→ **STORED DATA**:

^^^^^^^^^^^^^^^^

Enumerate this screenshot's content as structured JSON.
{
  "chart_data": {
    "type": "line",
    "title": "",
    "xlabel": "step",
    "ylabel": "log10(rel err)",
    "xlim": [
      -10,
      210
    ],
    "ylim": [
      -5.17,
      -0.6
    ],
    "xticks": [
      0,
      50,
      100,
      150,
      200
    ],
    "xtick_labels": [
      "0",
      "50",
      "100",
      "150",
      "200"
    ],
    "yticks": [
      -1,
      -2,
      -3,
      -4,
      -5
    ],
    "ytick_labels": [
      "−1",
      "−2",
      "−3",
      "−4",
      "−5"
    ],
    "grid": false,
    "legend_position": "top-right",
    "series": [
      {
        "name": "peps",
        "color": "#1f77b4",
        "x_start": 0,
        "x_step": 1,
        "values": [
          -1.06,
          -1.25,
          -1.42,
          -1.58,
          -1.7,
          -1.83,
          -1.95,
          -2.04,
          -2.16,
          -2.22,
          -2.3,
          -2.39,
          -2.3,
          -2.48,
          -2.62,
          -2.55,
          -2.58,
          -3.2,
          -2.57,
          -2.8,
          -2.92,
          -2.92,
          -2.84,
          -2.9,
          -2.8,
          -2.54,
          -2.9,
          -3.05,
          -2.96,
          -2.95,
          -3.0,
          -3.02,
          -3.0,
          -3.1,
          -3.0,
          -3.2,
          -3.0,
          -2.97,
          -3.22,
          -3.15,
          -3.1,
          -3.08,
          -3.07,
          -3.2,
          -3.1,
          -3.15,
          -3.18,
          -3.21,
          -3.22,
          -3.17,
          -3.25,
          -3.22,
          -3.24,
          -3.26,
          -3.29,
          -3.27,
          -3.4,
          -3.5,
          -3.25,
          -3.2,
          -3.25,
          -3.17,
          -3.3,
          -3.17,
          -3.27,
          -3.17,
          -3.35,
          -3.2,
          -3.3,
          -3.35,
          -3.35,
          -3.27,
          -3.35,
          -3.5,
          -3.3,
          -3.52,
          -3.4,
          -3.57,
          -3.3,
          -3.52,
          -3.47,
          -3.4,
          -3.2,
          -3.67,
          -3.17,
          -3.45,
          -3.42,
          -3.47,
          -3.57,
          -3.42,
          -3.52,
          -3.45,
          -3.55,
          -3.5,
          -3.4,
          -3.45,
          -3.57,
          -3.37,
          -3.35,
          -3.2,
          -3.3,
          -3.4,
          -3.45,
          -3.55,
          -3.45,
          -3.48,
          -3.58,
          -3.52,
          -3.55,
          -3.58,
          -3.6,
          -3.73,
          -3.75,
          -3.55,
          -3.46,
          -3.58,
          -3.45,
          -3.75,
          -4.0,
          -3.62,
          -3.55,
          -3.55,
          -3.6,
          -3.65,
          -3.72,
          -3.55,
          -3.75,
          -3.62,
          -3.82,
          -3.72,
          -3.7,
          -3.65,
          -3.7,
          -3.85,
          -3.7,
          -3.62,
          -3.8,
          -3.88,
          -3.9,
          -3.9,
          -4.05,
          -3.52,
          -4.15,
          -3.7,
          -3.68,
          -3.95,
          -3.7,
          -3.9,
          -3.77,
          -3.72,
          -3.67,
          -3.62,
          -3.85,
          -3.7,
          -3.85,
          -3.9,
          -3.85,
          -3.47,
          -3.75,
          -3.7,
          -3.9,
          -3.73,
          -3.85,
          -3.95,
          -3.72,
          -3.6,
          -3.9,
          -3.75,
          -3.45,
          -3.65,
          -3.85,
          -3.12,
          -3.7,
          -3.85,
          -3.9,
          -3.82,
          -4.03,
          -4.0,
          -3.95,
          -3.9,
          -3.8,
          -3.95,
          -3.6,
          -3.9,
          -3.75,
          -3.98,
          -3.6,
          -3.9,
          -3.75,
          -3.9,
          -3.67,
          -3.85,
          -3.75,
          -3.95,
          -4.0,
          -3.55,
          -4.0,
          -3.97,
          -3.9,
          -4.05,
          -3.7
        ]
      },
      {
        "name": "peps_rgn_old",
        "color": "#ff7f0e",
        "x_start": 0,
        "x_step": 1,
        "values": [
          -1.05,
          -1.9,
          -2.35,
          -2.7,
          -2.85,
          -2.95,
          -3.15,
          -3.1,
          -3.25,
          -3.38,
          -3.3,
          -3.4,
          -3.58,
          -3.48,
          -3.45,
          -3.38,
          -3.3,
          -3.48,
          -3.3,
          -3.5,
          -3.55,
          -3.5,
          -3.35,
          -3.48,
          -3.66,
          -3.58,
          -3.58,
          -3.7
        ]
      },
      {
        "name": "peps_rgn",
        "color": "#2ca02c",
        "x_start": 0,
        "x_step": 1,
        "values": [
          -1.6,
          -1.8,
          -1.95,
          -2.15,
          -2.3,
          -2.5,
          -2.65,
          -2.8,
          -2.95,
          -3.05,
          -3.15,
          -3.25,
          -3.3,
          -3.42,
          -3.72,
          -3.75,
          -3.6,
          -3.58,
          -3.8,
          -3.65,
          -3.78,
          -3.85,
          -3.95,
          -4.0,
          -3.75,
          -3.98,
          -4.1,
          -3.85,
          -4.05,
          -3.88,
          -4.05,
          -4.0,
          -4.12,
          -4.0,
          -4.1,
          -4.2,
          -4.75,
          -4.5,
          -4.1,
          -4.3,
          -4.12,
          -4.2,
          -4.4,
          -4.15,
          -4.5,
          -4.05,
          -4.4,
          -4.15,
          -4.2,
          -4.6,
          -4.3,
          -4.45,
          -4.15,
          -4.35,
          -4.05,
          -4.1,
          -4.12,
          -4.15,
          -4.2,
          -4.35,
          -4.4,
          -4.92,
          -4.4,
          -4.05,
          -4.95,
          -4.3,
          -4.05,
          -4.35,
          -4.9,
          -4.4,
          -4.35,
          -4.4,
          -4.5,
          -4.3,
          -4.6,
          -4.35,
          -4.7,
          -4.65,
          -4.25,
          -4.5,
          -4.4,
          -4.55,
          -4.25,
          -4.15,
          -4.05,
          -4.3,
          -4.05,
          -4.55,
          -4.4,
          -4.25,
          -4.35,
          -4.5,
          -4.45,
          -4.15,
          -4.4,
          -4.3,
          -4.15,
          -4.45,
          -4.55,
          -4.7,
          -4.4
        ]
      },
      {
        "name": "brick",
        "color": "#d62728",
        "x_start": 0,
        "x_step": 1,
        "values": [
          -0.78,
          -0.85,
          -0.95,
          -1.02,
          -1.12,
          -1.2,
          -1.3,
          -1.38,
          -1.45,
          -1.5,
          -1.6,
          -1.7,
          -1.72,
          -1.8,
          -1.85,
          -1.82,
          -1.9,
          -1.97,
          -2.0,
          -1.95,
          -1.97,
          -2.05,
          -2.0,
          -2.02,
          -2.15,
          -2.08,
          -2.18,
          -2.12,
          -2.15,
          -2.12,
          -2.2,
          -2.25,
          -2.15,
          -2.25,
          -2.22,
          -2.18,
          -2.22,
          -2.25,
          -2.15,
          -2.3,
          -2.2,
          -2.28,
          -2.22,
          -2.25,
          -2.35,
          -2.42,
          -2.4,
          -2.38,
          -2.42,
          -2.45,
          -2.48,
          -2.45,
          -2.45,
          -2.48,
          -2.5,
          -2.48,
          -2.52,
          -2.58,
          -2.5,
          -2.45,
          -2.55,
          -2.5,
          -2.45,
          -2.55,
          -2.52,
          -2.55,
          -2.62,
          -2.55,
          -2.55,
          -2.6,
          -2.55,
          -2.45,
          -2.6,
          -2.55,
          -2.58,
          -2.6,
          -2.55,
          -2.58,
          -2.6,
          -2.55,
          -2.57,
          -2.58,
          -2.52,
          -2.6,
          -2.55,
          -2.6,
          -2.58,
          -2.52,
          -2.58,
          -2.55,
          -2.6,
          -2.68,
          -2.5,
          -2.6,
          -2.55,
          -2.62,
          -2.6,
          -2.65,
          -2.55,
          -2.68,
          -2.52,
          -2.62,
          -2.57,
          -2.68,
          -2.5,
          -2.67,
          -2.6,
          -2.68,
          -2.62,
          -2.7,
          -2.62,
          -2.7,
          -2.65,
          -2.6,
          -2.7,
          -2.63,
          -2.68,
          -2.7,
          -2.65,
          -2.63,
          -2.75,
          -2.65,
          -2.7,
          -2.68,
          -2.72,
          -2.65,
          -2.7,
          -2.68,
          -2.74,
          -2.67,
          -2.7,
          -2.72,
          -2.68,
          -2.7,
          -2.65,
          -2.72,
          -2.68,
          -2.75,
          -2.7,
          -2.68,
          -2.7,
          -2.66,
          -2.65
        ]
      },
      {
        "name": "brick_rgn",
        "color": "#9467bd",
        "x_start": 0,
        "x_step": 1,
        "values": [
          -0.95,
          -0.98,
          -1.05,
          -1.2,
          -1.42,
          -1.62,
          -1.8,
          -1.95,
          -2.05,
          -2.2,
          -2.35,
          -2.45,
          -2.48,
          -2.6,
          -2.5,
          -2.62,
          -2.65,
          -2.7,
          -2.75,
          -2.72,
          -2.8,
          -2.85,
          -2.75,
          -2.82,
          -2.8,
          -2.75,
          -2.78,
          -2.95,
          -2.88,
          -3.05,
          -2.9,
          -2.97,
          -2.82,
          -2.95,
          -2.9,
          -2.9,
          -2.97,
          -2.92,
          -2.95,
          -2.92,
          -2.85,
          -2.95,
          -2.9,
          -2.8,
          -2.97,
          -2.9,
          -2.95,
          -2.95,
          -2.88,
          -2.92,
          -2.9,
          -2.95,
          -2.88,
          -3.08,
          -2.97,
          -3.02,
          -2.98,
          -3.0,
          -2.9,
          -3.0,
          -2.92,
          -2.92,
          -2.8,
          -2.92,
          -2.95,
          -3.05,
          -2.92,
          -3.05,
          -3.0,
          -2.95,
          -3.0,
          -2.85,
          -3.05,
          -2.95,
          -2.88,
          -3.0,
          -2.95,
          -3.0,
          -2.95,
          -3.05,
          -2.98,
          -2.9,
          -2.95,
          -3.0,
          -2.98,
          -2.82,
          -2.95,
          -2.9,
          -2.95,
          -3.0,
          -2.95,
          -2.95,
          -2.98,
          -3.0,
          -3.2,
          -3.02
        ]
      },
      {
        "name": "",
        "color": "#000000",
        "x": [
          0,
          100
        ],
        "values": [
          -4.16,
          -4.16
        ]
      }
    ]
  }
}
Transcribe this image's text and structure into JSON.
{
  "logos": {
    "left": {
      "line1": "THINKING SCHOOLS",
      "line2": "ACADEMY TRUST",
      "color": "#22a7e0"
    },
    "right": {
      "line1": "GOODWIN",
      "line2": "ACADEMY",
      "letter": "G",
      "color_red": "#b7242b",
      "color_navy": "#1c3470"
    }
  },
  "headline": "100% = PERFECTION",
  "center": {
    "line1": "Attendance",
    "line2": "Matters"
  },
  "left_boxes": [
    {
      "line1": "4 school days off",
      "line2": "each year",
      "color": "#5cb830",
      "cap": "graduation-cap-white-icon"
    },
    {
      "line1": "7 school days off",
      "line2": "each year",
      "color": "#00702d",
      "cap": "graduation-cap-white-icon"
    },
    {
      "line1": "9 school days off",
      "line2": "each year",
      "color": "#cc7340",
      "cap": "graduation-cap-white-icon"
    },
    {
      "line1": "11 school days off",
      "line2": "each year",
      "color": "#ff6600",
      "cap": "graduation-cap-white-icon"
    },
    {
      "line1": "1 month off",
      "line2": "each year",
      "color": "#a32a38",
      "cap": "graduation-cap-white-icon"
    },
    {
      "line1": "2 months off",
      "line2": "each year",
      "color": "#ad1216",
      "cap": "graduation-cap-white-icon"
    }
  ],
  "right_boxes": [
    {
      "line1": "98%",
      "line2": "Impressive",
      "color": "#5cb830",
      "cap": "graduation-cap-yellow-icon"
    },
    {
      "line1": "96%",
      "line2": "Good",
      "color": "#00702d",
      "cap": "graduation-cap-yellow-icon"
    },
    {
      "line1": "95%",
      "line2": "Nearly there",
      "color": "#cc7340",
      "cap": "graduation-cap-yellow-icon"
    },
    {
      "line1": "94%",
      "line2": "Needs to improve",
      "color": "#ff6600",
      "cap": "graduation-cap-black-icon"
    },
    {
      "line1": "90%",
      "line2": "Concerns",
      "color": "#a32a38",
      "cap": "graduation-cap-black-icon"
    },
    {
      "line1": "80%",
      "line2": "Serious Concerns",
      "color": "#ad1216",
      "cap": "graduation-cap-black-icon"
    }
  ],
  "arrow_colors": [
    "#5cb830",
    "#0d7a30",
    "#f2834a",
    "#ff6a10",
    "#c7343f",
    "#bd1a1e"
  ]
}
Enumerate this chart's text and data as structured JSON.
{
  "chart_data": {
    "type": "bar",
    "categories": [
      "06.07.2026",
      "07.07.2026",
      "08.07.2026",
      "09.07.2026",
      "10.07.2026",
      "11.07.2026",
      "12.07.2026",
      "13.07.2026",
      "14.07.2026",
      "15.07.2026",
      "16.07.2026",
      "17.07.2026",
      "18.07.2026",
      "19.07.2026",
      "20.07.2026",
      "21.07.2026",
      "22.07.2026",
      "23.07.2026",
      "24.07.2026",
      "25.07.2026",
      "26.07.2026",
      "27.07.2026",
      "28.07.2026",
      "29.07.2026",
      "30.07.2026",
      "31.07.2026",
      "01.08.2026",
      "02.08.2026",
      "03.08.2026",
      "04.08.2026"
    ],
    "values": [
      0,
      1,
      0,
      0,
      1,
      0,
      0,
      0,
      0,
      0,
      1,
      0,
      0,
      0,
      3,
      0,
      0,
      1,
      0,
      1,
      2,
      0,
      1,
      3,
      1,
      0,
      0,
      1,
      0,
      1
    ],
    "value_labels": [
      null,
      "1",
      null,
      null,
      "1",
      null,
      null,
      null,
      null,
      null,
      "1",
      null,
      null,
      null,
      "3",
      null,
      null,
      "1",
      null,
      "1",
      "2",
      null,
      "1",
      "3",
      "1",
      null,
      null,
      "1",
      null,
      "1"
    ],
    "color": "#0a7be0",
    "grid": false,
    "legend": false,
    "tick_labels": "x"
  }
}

^^^^^^^^^^^^^^^^

→ **DO THIS**:
Report the number of lines containing the string "structured" and add nothing to it.

→ **EXPECTED OUTPUT**:
2